§ TASK DIRECTIONS:
Scan the data beneath this task and copy each line that includes "userRoot".

## START

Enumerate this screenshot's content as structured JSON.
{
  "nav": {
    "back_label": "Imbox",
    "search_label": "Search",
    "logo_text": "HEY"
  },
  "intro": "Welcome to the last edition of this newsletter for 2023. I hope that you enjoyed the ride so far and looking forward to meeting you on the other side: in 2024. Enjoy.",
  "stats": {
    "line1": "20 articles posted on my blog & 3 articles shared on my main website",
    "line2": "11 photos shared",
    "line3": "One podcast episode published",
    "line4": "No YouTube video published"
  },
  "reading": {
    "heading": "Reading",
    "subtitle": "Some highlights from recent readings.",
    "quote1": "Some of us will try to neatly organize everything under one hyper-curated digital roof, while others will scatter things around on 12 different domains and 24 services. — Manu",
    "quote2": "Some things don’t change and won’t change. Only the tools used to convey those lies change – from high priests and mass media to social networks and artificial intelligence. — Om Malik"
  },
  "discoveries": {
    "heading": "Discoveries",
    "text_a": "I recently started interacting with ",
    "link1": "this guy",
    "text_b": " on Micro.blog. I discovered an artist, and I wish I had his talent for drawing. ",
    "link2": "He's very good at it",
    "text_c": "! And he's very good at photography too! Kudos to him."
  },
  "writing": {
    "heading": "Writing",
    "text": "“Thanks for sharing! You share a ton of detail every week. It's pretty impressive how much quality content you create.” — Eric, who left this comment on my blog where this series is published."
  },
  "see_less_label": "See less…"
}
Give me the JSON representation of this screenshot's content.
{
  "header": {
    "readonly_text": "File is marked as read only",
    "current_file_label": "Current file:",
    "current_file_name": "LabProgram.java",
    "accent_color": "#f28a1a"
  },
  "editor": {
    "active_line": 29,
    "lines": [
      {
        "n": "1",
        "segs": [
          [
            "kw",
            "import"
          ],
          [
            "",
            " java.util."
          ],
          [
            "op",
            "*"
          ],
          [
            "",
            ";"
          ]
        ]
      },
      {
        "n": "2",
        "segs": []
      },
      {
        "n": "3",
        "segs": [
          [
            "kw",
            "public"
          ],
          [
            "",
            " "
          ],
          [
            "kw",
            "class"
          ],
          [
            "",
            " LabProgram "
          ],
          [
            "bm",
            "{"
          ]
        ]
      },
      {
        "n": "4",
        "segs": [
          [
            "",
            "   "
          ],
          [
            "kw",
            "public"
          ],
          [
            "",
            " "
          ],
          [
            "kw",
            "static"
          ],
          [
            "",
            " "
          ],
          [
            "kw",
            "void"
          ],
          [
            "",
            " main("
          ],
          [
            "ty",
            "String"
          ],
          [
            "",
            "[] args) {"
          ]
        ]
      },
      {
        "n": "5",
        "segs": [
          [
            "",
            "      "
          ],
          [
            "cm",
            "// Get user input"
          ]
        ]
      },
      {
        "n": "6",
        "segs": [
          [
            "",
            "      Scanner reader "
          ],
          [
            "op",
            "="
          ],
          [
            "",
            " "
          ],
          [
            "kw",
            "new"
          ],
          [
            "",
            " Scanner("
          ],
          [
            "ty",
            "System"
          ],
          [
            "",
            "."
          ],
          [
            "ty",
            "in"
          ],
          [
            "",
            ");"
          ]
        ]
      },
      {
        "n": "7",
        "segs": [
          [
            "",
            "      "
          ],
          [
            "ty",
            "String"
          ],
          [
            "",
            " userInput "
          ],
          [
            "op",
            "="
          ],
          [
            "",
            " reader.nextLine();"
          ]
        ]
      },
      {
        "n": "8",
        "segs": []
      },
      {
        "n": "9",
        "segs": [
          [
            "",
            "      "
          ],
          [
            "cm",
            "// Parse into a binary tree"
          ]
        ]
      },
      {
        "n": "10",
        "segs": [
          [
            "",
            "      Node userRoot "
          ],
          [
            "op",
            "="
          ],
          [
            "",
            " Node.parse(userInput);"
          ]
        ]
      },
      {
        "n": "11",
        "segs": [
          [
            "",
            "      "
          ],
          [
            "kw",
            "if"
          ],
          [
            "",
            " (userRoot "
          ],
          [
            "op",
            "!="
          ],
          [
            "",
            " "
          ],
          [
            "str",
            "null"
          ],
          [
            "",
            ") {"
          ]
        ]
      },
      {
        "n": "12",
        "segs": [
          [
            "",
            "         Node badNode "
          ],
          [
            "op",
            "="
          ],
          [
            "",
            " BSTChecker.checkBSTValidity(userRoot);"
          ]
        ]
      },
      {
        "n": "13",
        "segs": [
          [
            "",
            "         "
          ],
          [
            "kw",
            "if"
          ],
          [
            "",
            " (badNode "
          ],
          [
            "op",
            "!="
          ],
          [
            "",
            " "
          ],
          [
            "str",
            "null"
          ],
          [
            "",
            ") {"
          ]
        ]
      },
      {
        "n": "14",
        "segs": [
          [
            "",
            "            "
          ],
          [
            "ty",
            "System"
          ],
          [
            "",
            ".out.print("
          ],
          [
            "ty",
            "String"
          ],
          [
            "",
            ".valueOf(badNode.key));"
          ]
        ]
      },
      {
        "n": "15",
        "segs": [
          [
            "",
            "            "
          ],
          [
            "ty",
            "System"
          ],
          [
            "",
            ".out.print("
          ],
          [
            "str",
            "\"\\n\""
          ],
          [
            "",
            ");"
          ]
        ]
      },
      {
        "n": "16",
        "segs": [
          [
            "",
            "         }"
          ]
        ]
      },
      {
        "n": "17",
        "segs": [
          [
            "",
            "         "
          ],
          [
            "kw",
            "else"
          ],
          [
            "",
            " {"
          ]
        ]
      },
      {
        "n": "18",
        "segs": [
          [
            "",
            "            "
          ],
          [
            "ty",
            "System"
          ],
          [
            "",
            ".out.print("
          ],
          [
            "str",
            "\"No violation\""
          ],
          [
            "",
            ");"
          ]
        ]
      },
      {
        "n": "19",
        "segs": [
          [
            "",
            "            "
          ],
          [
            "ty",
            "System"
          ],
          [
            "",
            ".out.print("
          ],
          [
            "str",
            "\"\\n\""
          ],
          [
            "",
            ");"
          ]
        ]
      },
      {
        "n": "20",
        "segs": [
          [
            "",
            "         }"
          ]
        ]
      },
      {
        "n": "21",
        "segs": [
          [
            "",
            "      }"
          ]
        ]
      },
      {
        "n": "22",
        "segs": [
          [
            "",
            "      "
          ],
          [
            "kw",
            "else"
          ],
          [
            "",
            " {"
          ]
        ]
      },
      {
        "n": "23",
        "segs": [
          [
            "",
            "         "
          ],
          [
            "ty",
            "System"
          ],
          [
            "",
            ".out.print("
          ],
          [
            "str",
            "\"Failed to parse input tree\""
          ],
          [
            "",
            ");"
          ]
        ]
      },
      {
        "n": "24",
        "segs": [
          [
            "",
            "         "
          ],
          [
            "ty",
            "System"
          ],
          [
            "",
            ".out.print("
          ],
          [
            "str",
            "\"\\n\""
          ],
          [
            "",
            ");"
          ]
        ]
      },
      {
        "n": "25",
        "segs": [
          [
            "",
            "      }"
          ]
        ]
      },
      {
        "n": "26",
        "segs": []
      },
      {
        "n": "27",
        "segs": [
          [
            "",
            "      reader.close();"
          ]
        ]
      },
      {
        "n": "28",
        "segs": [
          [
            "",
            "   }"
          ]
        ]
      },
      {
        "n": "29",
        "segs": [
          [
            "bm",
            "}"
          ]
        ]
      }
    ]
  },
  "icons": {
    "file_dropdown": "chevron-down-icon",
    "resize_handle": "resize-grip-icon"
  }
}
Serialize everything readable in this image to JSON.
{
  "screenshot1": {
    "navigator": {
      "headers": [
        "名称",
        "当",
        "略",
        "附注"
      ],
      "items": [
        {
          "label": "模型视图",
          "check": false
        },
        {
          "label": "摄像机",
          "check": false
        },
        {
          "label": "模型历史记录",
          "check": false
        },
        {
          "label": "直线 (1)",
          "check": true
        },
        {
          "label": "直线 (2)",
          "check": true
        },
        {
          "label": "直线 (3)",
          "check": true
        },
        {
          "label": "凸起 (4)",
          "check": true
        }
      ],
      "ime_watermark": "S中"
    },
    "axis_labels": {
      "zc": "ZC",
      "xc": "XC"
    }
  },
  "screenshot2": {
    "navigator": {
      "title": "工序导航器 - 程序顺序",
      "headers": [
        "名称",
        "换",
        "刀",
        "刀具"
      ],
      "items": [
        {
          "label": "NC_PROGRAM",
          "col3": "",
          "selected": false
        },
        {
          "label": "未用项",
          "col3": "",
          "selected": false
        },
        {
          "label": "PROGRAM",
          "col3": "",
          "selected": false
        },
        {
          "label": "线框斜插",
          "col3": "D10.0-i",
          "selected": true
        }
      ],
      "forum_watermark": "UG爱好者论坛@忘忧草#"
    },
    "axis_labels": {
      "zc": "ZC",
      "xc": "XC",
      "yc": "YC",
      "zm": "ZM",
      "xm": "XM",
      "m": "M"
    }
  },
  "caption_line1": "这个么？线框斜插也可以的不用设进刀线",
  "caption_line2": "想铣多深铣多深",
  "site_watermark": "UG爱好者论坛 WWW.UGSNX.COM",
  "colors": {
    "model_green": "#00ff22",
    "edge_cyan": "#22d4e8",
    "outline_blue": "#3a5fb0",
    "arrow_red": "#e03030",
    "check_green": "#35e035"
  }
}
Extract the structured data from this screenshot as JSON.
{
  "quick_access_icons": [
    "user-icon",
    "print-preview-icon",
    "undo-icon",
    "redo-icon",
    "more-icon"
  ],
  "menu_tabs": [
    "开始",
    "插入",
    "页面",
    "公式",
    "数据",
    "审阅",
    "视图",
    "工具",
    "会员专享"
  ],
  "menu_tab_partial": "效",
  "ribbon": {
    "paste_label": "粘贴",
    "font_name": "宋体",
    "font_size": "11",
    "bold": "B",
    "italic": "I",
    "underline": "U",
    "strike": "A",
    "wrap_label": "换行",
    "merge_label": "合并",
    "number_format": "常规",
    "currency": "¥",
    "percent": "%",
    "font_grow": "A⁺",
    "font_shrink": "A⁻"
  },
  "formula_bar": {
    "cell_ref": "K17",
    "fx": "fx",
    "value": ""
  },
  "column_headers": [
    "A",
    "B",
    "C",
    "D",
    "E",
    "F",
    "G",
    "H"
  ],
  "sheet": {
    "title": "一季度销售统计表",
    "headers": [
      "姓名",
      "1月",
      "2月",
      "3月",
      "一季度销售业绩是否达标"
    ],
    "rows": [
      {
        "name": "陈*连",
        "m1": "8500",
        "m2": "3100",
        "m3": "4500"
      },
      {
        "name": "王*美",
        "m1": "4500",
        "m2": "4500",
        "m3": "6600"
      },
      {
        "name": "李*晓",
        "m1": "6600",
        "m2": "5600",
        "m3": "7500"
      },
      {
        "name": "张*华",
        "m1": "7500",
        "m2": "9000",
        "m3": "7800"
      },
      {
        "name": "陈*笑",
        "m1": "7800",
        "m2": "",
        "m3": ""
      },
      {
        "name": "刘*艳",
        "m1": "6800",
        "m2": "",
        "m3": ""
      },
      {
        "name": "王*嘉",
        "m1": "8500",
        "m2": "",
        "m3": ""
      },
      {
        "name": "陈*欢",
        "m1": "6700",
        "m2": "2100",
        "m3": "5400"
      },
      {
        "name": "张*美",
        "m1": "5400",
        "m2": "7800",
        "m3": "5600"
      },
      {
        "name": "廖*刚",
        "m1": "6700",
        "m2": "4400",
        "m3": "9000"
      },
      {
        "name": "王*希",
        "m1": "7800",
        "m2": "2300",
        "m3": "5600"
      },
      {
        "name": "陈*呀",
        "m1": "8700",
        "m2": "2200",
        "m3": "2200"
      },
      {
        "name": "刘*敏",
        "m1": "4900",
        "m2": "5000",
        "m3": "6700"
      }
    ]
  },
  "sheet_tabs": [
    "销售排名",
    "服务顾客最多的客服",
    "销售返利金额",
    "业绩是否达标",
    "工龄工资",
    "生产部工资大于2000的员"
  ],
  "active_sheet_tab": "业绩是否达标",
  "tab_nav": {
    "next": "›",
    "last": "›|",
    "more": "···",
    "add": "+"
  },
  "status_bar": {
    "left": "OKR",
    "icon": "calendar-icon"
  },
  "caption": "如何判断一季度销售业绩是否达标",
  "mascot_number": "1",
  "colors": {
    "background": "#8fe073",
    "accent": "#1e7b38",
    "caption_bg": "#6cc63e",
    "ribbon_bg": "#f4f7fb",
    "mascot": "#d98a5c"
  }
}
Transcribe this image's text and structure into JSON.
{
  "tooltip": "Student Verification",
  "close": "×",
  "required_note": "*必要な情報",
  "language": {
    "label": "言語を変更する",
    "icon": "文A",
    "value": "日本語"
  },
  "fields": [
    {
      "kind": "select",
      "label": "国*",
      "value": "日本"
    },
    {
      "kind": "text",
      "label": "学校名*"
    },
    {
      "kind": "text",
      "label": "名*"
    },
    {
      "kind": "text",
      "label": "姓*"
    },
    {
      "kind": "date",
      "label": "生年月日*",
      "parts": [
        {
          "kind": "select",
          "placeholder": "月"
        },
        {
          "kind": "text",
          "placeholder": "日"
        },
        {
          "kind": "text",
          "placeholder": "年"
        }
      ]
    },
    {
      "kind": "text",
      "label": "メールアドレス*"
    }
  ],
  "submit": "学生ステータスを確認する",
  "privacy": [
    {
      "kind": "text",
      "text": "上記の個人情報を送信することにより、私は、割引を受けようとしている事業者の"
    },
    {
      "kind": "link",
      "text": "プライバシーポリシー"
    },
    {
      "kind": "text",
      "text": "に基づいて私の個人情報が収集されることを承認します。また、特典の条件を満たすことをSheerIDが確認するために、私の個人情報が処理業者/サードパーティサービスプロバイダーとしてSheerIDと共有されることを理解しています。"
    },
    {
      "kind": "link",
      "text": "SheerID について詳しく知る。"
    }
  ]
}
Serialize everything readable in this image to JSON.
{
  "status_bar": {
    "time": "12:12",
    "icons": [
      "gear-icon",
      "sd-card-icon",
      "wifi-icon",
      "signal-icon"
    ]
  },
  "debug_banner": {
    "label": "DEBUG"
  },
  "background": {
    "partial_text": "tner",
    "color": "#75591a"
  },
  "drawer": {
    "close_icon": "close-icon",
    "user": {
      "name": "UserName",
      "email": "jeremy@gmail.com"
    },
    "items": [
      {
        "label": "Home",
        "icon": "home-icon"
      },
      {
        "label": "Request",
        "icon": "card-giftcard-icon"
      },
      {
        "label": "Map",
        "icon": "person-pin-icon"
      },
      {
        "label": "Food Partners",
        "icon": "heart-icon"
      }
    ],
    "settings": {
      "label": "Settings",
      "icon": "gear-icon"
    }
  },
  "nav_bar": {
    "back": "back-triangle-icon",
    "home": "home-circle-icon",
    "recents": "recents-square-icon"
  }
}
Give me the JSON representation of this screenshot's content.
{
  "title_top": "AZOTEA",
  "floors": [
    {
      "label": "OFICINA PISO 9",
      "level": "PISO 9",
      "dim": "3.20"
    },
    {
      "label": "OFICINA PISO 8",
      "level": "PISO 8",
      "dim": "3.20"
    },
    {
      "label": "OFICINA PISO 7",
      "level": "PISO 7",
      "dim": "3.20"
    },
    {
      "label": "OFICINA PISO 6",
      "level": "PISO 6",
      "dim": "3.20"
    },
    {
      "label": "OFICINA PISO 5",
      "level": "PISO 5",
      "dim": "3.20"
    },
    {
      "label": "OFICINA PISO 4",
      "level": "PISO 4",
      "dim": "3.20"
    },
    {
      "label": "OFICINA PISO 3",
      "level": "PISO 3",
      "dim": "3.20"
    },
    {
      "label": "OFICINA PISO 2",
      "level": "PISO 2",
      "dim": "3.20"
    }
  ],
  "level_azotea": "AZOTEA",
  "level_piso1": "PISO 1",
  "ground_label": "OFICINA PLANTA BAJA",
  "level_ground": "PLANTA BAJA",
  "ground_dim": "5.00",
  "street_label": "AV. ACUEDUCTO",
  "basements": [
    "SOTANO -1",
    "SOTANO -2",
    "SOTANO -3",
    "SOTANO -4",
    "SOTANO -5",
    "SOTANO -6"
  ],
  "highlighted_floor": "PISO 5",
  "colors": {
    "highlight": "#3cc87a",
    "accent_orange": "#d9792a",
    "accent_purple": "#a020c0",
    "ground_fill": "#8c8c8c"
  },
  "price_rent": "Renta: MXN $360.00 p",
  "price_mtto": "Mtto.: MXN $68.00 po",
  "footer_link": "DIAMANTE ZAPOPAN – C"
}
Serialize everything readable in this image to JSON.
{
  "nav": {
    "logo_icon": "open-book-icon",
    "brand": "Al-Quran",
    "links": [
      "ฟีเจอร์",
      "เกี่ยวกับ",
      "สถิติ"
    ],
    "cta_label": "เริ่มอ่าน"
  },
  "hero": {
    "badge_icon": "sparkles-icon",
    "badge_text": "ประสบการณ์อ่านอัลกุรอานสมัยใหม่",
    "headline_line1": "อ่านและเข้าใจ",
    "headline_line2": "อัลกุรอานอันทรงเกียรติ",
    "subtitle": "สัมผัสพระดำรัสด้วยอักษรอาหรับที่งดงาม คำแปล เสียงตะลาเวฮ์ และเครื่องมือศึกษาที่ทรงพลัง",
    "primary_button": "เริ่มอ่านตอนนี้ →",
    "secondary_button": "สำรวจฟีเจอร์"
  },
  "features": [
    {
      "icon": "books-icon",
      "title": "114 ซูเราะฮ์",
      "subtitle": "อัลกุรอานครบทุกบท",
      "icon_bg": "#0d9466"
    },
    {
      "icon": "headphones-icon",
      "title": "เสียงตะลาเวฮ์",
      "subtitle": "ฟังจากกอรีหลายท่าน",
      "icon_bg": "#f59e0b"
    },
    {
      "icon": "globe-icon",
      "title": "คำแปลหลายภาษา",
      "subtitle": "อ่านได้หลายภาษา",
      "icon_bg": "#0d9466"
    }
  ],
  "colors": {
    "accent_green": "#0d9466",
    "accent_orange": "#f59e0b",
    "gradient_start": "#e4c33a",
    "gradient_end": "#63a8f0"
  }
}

## END

§ OUTPUT:
            "      Node userRoot "
            " (userRoot "
            " BSTChecker.checkBSTValidity(userRoot);"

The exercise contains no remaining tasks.